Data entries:
#####
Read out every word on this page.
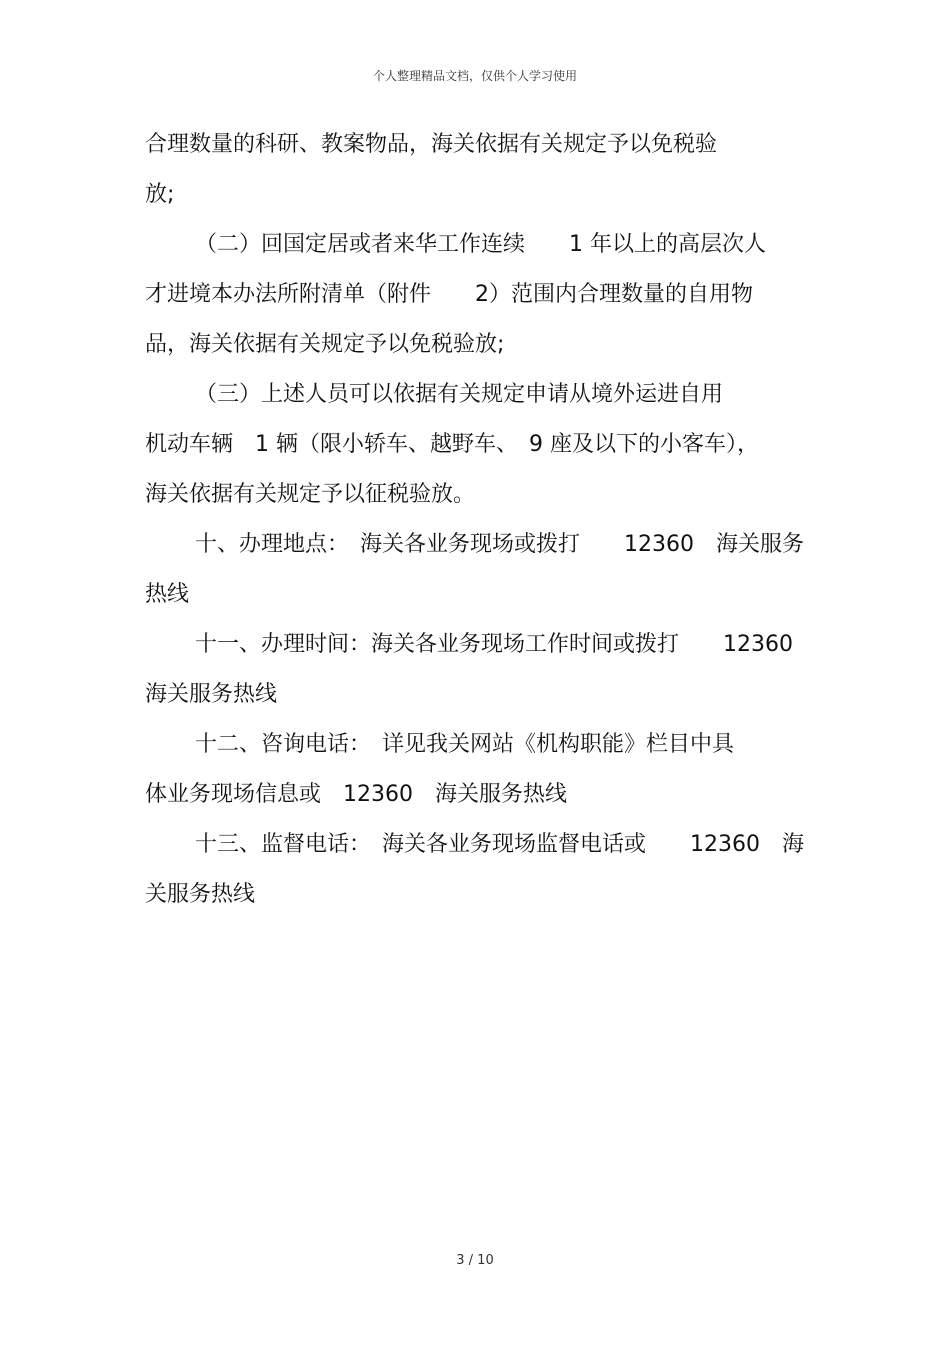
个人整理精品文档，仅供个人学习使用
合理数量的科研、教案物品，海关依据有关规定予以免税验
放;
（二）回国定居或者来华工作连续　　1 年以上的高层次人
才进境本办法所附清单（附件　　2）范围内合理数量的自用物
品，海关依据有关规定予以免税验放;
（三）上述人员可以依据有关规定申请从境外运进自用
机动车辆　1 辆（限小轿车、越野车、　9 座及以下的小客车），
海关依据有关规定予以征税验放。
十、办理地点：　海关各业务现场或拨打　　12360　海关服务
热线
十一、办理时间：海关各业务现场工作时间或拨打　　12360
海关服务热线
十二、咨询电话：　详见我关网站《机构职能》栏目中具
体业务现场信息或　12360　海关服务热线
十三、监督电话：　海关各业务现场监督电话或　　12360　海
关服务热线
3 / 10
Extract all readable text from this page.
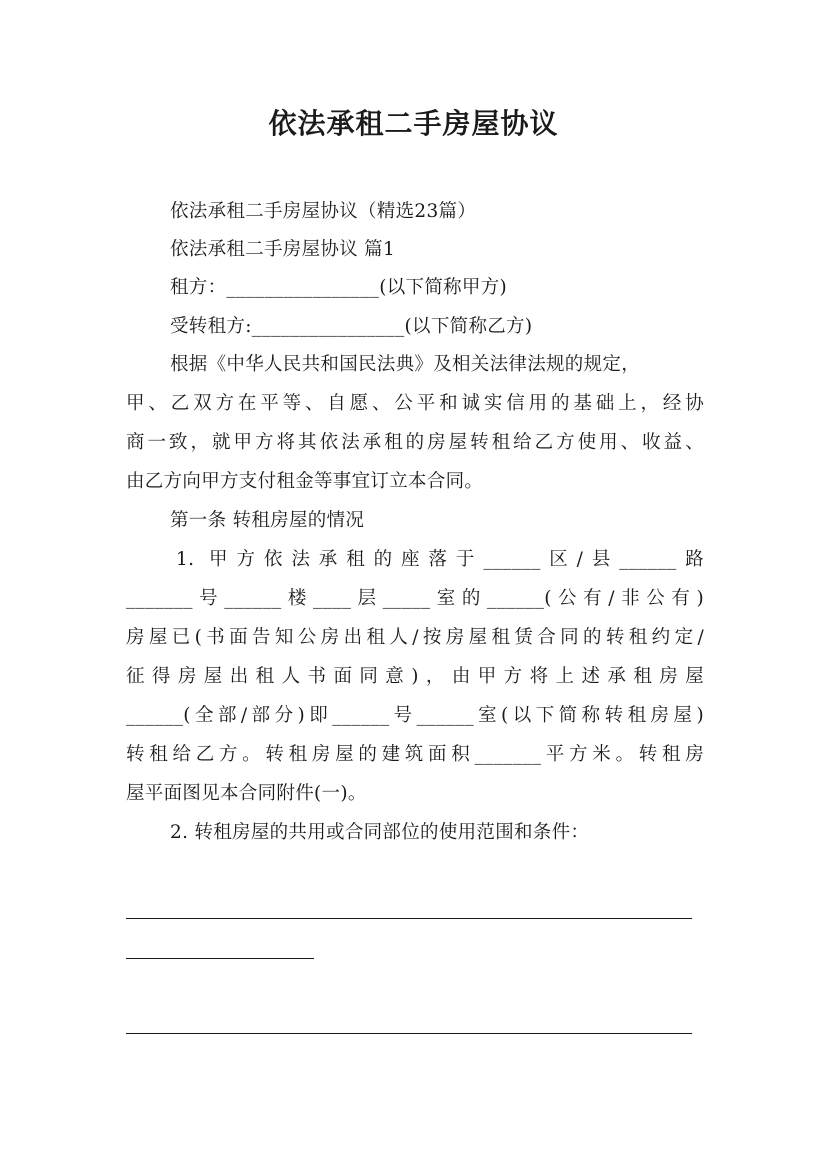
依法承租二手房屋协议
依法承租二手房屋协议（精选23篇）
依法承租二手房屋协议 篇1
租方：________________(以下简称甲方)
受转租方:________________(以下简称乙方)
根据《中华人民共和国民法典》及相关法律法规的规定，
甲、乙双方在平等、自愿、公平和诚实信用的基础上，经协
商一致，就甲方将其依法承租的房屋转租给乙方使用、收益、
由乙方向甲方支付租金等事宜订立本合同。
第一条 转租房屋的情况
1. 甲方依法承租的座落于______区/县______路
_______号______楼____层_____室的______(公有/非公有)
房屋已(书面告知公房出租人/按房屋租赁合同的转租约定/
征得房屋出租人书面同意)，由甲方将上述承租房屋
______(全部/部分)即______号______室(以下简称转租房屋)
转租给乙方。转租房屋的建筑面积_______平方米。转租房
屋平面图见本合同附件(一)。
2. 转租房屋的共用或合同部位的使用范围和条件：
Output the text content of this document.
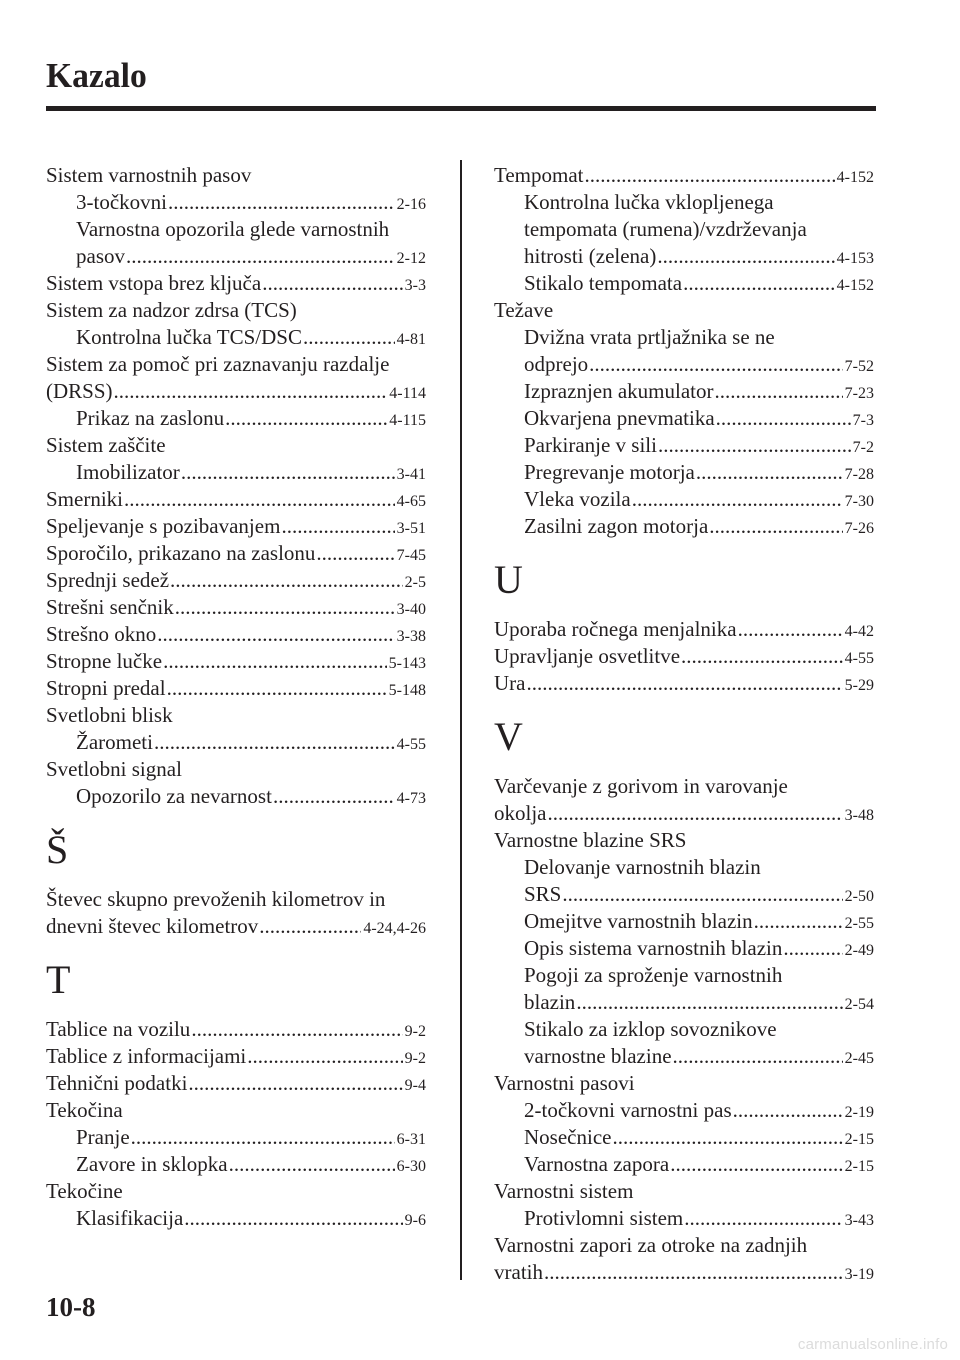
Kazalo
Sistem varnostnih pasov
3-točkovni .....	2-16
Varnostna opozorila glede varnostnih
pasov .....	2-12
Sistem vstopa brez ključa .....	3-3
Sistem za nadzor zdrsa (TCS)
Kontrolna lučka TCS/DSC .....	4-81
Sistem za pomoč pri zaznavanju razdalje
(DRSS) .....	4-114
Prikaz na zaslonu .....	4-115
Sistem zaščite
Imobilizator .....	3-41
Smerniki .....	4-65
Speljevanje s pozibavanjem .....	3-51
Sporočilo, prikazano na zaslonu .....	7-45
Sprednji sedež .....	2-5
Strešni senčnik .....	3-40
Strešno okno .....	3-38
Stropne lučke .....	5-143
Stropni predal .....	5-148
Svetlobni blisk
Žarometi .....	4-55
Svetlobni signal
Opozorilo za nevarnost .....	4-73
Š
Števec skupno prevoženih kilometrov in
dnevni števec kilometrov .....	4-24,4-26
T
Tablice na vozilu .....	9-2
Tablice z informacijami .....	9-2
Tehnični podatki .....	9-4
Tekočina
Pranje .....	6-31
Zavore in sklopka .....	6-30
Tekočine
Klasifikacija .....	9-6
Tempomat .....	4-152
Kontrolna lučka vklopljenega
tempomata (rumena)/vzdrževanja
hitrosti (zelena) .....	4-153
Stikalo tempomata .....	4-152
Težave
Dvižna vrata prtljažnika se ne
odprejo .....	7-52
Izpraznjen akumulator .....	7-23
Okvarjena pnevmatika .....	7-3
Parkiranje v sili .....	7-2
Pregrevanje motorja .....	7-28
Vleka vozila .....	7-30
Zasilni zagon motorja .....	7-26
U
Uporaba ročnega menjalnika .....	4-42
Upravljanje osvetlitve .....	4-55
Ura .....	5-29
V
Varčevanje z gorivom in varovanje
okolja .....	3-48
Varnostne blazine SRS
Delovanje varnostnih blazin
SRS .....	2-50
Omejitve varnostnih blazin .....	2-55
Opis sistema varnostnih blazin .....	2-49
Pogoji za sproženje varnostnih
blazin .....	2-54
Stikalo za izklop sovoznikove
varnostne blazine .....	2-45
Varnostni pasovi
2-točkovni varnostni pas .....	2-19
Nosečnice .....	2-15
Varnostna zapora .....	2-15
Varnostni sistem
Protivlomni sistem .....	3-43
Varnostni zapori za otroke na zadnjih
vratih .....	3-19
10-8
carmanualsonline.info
#####
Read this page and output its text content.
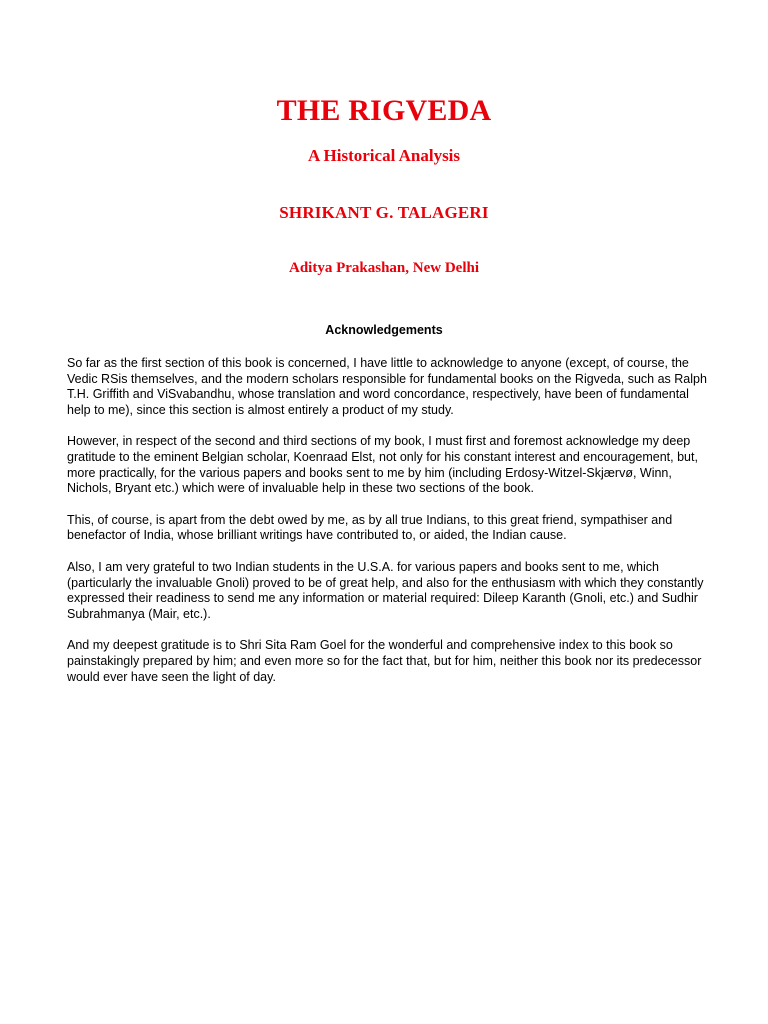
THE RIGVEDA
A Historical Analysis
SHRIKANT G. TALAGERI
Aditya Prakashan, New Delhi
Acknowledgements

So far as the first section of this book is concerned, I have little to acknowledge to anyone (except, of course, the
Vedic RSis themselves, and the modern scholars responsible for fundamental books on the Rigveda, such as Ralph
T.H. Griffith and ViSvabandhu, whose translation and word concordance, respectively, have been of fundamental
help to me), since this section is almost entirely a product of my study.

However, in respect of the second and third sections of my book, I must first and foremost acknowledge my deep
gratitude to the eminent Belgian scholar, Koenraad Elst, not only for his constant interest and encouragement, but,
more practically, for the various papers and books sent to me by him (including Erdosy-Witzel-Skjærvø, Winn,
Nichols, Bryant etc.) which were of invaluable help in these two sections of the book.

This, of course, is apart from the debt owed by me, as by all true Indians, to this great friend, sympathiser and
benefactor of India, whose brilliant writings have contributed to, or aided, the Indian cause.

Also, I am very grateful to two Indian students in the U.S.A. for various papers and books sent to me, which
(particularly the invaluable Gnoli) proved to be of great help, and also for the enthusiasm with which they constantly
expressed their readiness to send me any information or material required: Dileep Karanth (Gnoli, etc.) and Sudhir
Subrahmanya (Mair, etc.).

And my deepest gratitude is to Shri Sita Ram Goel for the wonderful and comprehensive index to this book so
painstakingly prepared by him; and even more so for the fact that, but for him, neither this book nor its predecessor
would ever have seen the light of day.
#####
**Task statement**
What is the number of lines in the listing above that contain the string "word"? Give only the number.

**Correct response**
2